» Exercise directions
Extract each record and reproduce it exactly.

» Dataset content
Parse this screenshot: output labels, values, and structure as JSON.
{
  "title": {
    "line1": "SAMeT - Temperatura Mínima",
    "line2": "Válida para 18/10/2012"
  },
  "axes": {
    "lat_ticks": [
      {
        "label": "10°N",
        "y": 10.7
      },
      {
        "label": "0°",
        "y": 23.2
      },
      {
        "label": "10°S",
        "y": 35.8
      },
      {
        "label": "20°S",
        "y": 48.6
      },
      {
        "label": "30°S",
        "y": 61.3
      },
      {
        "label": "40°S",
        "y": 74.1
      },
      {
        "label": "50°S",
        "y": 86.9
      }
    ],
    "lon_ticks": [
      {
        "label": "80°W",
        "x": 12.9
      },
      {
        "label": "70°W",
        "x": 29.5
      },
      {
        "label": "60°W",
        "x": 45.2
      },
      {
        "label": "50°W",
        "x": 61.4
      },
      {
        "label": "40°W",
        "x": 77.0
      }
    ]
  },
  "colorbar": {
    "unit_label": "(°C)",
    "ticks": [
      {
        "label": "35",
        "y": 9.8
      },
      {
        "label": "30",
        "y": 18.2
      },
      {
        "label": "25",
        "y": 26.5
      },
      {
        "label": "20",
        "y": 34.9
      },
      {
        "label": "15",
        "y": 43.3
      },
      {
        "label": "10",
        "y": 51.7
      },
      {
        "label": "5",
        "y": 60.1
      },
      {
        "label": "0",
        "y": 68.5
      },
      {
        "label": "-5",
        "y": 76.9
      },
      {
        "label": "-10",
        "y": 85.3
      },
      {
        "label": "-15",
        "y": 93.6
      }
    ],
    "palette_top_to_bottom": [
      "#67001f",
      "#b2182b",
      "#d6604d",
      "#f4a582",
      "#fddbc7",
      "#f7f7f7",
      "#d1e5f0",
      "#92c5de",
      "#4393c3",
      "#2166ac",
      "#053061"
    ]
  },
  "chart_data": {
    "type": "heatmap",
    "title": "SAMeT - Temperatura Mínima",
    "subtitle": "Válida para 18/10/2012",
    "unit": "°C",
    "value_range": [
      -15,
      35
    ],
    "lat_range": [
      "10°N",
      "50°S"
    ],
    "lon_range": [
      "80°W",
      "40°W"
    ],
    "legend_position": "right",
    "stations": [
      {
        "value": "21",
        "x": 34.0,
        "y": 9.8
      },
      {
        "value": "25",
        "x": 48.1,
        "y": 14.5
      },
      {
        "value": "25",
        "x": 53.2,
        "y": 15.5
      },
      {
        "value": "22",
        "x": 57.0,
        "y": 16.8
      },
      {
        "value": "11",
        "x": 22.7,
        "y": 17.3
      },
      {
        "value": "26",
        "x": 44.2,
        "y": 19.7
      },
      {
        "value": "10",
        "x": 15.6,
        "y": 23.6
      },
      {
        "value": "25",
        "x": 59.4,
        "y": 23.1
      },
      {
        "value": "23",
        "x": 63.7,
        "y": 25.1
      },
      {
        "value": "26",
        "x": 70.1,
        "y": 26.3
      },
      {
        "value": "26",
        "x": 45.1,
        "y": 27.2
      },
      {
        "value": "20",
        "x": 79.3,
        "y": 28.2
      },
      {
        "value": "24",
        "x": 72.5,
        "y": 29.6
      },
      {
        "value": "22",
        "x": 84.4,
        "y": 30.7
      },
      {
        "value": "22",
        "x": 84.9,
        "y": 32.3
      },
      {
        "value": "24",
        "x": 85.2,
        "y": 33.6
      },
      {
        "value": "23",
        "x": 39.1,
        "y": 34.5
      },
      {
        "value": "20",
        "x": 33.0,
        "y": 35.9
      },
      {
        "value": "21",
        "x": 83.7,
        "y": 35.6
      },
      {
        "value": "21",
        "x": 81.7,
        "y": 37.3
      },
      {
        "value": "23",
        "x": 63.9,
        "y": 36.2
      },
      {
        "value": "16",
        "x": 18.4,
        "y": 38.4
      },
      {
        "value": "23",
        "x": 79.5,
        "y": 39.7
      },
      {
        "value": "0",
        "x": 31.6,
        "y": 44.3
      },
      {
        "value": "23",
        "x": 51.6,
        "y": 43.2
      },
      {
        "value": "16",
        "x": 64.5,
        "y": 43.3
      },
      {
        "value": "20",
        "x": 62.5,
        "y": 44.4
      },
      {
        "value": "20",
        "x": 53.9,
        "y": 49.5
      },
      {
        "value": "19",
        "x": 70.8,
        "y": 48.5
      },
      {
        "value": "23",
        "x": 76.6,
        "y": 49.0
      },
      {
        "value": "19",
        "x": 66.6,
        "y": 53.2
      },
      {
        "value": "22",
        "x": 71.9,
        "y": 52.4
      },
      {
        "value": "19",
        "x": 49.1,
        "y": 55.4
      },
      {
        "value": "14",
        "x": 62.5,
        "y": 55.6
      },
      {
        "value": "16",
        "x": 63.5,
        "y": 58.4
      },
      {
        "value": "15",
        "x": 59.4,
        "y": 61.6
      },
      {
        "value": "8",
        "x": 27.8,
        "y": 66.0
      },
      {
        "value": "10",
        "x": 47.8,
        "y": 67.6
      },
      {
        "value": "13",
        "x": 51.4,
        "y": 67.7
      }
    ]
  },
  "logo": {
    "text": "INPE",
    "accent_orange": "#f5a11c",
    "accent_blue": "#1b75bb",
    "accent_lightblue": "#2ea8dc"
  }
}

» Answer to this exercise
Parse this screenshot: output labels, values, and structure as JSON.
{
  "title": {
    "line1": "SAMeT - Temperatura Mínima",
    "line2": "Válida para 18/10/2012"
  },
  "axes": {
    "lat_ticks": [
      {
        "label": "10°N",
        "y": 10.7
      },
      {
        "label": "0°",
        "y": 23.2
      },
      {
        "label": "10°S",
        "y": 35.8
      },
      {
        "label": "20°S",
        "y": 48.6
      },
      {
        "label": "30°S",
        "y": 61.3
      },
      {
        "label": "40°S",
        "y": 74.1
      },
      {
        "label": "50°S",
        "y": 86.9
      }
    ],
    "lon_ticks": [
      {
        "label": "80°W",
        "x": 12.9
      },
      {
        "label": "70°W",
        "x": 29.5
      },
      {
        "label": "60°W",
        "x": 45.2
      },
      {
        "label": "50°W",
        "x": 61.4
      },
      {
        "label": "40°W",
        "x": 77.0
      }
    ]
  },
  "colorbar": {
    "unit_label": "(°C)",
    "ticks": [
      {
        "label": "35",
        "y": 9.8
      },
      {
        "label": "30",
        "y": 18.2
      },
      {
        "label": "25",
        "y": 26.5
      },
      {
        "label": "20",
        "y": 34.9
      },
      {
        "label": "15",
        "y": 43.3
      },
      {
        "label": "10",
        "y": 51.7
      },
      {
        "label": "5",
        "y": 60.1
      },
      {
        "label": "0",
        "y": 68.5
      },
      {
        "label": "-5",
        "y": 76.9
      },
      {
        "label": "-10",
        "y": 85.3
      },
      {
        "label": "-15",
        "y": 93.6
      }
    ],
    "palette_top_to_bottom": [
      "#67001f",
      "#b2182b",
      "#d6604d",
      "#f4a582",
      "#fddbc7",
      "#f7f7f7",
      "#d1e5f0",
      "#92c5de",
      "#4393c3",
      "#2166ac",
      "#053061"
    ]
  },
  "chart_data": {
    "type": "heatmap",
    "title": "SAMeT - Temperatura Mínima",
    "subtitle": "Válida para 18/10/2012",
    "unit": "°C",
    "value_range": [
      -15,
      35
    ],
    "lat_range": [
      "10°N",
      "50°S"
    ],
    "lon_range": [
      "80°W",
      "40°W"
    ],
    "legend_position": "right",
    "stations": [
      {
        "value": "21",
        "x": 34.0,
        "y": 9.8
      },
      {
        "value": "25",
        "x": 48.1,
        "y": 14.5
      },
      {
        "value": "25",
        "x": 53.2,
        "y": 15.5
      },
      {
        "value": "22",
        "x": 57.0,
        "y": 16.8
      },
      {
        "value": "11",
        "x": 22.7,
        "y": 17.3
      },
      {
        "value": "26",
        "x": 44.2,
        "y": 19.7
      },
      {
        "value": "10",
        "x": 15.6,
        "y": 23.6
      },
      {
        "value": "25",
        "x": 59.4,
        "y": 23.1
      },
      {
        "value": "23",
        "x": 63.7,
        "y": 25.1
      },
      {
        "value": "26",
        "x": 70.1,
        "y": 26.3
      },
      {
        "value": "26",
        "x": 45.1,
        "y": 27.2
      },
      {
        "value": "20",
        "x": 79.3,
        "y": 28.2
      },
      {
        "value": "24",
        "x": 72.5,
        "y": 29.6
      },
      {
        "value": "22",
        "x": 84.4,
        "y": 30.7
      },
      {
        "value": "22",
        "x": 84.9,
        "y": 32.3
      },
      {
        "value": "24",
        "x": 85.2,
        "y": 33.6
      },
      {
        "value": "23",
        "x": 39.1,
        "y": 34.5
      },
      {
        "value": "20",
        "x": 33.0,
        "y": 35.9
      },
      {
        "value": "21",
        "x": 83.7,
        "y": 35.6
      },
      {
        "value": "21",
        "x": 81.7,
        "y": 37.3
      },
      {
        "value": "23",
        "x": 63.9,
        "y": 36.2
      },
      {
        "value": "16",
        "x": 18.4,
        "y": 38.4
      },
      {
        "value": "23",
        "x": 79.5,
        "y": 39.7
      },
      {
        "value": "0",
        "x": 31.6,
        "y": 44.3
      },
      {
        "value": "23",
        "x": 51.6,
        "y": 43.2
      },
      {
        "value": "16",
        "x": 64.5,
        "y": 43.3
      },
      {
        "value": "20",
        "x": 62.5,
        "y": 44.4
      },
      {
        "value": "20",
        "x": 53.9,
        "y": 49.5
      },
      {
        "value": "19",
        "x": 70.8,
        "y": 48.5
      },
      {
        "value": "23",
        "x": 76.6,
        "y": 49.0
      },
      {
        "value": "19",
        "x": 66.6,
        "y": 53.2
      },
      {
        "value": "22",
        "x": 71.9,
        "y": 52.4
      },
      {
        "value": "19",
        "x": 49.1,
        "y": 55.4
      },
      {
        "value": "14",
        "x": 62.5,
        "y": 55.6
      },
      {
        "value": "16",
        "x": 63.5,
        "y": 58.4
      },
      {
        "value": "15",
        "x": 59.4,
        "y": 61.6
      },
      {
        "value": "8",
        "x": 27.8,
        "y": 66.0
      },
      {
        "value": "10",
        "x": 47.8,
        "y": 67.6
      },
      {
        "value": "13",
        "x": 51.4,
        "y": 67.7
      }
    ]
  },
  "logo": {
    "text": "INPE",
    "accent_orange": "#f5a11c",
    "accent_blue": "#1b75bb",
    "accent_lightblue": "#2ea8dc"
  }
}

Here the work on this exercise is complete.